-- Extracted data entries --
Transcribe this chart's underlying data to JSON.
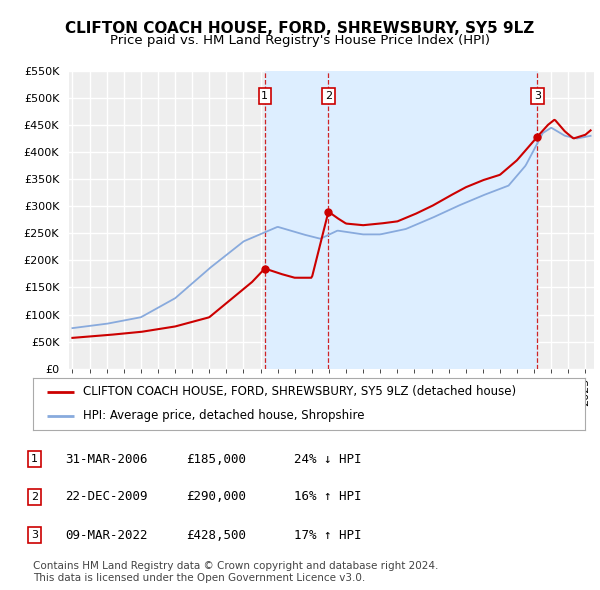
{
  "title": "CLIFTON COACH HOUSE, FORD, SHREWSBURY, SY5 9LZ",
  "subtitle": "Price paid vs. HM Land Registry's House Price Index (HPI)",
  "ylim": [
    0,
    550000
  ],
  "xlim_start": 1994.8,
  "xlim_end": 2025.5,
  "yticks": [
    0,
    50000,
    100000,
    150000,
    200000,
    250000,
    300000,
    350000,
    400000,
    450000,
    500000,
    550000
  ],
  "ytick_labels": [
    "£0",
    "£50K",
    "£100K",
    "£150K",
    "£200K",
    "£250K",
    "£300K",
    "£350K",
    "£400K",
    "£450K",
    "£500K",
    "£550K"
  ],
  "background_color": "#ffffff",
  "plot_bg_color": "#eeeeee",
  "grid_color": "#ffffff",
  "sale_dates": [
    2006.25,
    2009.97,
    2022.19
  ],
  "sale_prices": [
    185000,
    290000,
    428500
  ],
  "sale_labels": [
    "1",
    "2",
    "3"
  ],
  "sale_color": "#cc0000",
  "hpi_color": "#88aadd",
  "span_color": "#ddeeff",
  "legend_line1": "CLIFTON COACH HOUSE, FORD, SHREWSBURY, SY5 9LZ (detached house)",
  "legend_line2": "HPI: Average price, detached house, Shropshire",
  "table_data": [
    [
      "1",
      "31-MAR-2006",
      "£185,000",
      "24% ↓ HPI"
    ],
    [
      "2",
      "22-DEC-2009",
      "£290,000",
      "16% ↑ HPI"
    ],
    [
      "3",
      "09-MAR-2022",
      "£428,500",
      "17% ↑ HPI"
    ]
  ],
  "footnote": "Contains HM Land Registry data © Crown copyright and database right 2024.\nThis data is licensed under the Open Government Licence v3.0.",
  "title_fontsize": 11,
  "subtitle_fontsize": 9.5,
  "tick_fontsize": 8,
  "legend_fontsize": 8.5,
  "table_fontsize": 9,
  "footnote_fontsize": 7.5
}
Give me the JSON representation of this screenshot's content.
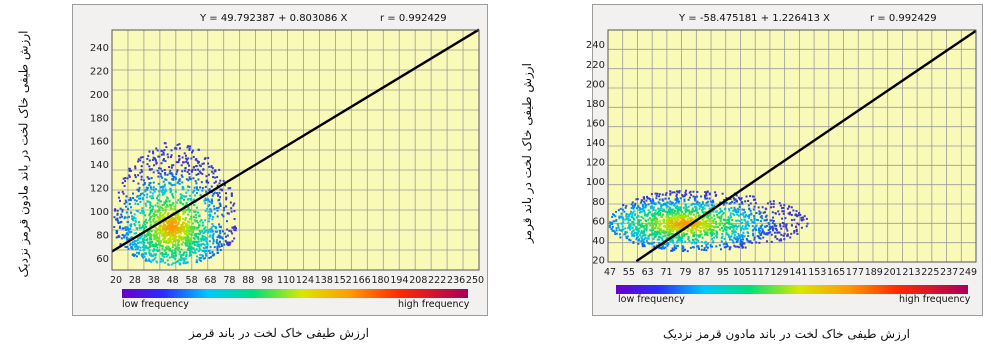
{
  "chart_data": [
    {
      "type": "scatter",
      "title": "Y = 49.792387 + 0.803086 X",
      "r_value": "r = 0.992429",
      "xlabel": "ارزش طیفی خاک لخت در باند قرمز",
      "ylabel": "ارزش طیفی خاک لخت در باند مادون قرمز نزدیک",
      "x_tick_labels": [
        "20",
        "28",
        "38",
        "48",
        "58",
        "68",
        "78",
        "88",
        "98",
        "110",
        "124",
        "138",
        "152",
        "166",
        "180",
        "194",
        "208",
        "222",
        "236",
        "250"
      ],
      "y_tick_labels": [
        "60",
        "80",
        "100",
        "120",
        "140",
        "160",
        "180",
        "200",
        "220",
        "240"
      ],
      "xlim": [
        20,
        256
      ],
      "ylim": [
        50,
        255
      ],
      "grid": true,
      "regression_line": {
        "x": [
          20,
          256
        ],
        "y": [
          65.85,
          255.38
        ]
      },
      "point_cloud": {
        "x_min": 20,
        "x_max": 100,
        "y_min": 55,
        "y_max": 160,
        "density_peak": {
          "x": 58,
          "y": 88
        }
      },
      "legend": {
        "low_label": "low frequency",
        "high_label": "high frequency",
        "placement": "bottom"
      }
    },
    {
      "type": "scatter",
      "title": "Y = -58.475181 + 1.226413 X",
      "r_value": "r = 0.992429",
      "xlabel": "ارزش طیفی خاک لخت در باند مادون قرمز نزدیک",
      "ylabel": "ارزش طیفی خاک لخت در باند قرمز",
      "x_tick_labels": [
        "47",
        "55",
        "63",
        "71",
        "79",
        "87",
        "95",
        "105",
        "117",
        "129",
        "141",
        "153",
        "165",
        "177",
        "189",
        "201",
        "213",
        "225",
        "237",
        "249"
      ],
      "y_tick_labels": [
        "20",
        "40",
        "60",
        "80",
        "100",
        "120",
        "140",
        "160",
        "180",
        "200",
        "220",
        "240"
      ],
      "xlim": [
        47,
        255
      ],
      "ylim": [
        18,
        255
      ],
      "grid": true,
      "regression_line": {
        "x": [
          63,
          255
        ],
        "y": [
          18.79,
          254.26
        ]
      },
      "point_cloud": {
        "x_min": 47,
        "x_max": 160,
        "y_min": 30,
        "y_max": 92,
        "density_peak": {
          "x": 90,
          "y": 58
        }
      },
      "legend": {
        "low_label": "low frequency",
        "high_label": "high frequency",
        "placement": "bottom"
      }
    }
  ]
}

-- Problem --
Copy out each line of the data where the string "ffffff" appears.

-- Finished task --
  "background_color": "#ffffff",
  "grid_color": "#ffffff",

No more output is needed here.